Figure data in JSON:
════════
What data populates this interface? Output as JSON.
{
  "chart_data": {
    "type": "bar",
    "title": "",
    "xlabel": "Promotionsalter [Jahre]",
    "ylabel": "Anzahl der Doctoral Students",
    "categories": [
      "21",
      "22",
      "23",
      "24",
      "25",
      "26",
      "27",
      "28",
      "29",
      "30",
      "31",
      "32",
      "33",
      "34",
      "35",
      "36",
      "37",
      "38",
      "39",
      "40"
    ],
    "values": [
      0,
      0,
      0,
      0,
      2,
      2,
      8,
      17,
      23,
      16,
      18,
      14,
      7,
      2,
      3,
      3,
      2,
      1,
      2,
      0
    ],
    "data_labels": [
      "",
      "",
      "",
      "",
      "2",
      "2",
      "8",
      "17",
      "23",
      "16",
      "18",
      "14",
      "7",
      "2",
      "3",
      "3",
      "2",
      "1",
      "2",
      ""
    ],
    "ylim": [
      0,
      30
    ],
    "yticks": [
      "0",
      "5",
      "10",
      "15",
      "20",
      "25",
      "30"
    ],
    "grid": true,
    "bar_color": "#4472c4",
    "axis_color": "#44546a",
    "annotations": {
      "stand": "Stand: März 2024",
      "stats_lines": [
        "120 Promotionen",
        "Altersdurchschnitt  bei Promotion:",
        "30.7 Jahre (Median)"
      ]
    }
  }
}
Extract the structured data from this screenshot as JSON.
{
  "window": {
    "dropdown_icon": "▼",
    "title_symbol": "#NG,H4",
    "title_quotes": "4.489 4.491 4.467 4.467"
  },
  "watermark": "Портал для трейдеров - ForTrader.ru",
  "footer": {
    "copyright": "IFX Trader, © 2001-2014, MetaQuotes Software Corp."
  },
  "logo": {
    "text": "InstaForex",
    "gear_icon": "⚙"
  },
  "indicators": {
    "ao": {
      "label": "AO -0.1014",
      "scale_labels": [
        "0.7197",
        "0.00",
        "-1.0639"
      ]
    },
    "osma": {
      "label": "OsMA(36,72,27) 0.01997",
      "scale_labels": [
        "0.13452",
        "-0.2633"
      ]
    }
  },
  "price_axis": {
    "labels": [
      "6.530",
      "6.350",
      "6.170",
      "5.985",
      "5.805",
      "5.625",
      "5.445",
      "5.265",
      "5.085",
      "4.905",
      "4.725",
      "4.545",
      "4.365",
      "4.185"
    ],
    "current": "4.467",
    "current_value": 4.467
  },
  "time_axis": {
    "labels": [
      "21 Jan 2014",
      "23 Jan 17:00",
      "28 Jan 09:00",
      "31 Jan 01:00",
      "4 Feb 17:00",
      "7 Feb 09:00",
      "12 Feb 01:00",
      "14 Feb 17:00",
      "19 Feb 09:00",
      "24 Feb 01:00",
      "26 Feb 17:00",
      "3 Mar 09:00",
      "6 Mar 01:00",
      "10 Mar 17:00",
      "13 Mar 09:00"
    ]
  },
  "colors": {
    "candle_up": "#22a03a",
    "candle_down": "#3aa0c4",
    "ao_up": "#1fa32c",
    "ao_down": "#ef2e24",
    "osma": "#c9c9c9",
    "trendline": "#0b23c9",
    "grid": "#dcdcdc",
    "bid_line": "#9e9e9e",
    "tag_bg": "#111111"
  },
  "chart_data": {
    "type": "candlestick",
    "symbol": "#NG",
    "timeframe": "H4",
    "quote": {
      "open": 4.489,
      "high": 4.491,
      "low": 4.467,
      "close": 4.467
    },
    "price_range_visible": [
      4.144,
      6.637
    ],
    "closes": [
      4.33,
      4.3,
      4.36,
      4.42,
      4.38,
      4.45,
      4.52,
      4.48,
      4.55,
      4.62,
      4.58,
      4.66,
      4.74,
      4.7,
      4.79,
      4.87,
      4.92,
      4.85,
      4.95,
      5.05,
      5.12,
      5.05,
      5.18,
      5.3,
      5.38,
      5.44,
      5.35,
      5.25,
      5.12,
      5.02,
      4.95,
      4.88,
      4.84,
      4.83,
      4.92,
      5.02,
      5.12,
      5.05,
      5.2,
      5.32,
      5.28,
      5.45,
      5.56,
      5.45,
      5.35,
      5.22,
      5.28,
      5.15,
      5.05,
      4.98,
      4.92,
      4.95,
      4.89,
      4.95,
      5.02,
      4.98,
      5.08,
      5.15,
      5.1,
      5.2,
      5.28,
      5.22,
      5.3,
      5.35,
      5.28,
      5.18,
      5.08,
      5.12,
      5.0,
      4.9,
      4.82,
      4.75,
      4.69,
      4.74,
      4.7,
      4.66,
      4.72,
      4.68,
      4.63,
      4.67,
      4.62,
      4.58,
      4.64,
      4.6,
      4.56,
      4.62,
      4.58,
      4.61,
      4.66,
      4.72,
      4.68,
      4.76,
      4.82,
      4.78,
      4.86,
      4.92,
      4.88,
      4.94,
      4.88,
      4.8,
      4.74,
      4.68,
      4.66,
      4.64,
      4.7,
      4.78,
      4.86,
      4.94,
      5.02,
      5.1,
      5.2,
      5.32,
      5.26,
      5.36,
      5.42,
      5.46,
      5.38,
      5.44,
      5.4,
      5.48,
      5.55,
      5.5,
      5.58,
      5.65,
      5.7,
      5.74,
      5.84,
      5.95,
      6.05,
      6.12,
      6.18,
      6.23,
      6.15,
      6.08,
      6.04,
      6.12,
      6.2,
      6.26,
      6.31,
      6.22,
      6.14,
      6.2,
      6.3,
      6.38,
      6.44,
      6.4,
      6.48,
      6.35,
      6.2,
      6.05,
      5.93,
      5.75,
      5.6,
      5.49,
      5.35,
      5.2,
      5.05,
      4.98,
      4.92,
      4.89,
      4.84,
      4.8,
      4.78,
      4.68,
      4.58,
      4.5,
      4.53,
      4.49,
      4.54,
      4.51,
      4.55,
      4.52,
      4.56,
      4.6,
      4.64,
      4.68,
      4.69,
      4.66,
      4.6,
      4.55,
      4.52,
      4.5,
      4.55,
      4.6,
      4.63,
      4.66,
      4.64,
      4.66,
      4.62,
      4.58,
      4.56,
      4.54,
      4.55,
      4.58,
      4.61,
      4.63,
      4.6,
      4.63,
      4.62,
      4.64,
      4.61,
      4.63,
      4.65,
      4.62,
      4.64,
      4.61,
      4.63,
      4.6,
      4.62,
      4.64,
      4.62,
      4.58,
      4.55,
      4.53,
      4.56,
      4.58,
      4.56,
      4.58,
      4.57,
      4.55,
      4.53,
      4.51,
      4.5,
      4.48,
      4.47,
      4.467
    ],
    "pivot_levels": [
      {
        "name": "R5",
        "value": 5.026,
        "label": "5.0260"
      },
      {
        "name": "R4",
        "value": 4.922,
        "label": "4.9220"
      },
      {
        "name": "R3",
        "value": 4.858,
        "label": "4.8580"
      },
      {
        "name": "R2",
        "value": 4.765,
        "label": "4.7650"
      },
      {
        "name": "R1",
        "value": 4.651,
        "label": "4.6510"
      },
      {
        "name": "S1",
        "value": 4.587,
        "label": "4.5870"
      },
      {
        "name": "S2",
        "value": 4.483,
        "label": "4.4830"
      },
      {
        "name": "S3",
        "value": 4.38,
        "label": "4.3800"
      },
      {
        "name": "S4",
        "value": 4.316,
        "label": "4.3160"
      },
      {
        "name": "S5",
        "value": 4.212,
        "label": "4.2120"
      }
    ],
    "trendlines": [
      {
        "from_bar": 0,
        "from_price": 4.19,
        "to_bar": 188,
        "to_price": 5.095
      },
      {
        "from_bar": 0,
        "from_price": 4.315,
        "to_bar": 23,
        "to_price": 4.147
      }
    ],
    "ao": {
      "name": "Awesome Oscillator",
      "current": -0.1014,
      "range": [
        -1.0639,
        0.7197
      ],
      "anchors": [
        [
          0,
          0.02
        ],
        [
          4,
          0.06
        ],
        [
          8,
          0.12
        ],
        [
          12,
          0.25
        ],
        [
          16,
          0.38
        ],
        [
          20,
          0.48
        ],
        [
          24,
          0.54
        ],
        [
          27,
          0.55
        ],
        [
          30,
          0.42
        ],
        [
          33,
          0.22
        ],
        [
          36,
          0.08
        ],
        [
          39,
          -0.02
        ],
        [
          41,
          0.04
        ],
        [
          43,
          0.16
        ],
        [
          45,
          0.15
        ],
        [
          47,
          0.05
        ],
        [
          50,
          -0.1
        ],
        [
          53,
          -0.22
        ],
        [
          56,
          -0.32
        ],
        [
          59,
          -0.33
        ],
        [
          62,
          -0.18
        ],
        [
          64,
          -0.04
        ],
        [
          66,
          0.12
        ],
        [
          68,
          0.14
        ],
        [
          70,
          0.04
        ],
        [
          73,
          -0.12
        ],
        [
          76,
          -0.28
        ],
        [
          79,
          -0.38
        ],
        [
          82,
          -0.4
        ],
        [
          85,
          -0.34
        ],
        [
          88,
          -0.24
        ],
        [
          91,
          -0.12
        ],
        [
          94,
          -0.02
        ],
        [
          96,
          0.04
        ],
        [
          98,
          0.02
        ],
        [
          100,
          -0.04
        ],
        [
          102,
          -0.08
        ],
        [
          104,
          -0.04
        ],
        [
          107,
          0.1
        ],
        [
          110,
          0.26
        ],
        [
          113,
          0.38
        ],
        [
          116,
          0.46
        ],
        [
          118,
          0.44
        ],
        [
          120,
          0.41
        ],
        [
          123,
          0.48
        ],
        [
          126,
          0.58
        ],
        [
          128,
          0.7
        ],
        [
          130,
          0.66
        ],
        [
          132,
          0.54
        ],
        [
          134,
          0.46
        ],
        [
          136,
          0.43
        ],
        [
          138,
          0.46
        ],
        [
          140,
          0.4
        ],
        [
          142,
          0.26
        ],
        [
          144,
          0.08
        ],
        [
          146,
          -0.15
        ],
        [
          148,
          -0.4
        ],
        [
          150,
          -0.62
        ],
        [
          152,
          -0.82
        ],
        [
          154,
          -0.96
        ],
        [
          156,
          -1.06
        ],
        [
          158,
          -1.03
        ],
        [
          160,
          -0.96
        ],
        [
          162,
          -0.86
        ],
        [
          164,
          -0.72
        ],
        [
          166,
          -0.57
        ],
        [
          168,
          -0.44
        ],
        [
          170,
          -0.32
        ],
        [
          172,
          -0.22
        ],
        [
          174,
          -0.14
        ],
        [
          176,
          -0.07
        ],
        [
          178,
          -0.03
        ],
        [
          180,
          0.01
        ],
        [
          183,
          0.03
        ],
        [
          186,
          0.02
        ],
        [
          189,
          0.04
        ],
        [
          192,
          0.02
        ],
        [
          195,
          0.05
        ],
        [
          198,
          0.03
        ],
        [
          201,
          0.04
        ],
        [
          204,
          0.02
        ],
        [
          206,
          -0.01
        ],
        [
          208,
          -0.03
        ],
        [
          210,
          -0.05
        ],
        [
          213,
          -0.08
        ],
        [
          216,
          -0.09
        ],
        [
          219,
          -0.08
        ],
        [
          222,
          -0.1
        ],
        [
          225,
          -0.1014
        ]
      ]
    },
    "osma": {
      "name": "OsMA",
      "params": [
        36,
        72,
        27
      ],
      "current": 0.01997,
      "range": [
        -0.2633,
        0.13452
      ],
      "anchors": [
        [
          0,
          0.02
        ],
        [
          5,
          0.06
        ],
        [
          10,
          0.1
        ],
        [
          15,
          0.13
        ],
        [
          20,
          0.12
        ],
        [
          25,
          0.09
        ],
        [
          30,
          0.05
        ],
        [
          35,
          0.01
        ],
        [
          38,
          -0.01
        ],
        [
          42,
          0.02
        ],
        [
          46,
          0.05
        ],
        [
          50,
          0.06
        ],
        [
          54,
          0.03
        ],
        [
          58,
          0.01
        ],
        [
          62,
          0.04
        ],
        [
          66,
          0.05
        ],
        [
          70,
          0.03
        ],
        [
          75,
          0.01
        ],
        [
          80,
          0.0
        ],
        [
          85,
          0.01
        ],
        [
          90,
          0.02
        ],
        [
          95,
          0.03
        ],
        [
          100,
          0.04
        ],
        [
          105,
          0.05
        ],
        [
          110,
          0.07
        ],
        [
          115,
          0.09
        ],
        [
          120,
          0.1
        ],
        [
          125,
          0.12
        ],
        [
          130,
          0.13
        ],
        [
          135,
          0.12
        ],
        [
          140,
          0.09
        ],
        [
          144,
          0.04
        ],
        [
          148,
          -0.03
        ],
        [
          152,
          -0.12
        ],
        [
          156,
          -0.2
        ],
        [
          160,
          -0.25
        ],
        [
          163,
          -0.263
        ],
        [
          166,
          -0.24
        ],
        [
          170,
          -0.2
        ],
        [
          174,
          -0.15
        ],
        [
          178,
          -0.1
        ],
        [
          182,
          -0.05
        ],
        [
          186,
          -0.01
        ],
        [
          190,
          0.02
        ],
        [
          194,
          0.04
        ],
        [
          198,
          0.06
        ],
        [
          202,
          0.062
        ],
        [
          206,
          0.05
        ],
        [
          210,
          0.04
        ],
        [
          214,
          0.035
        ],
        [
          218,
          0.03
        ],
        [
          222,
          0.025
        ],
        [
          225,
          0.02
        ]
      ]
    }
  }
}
════════
> _PROMPT_
Among the entries above, how many lines hold the string "name"? Give the number by itself.

> _RESULT BELOW_
12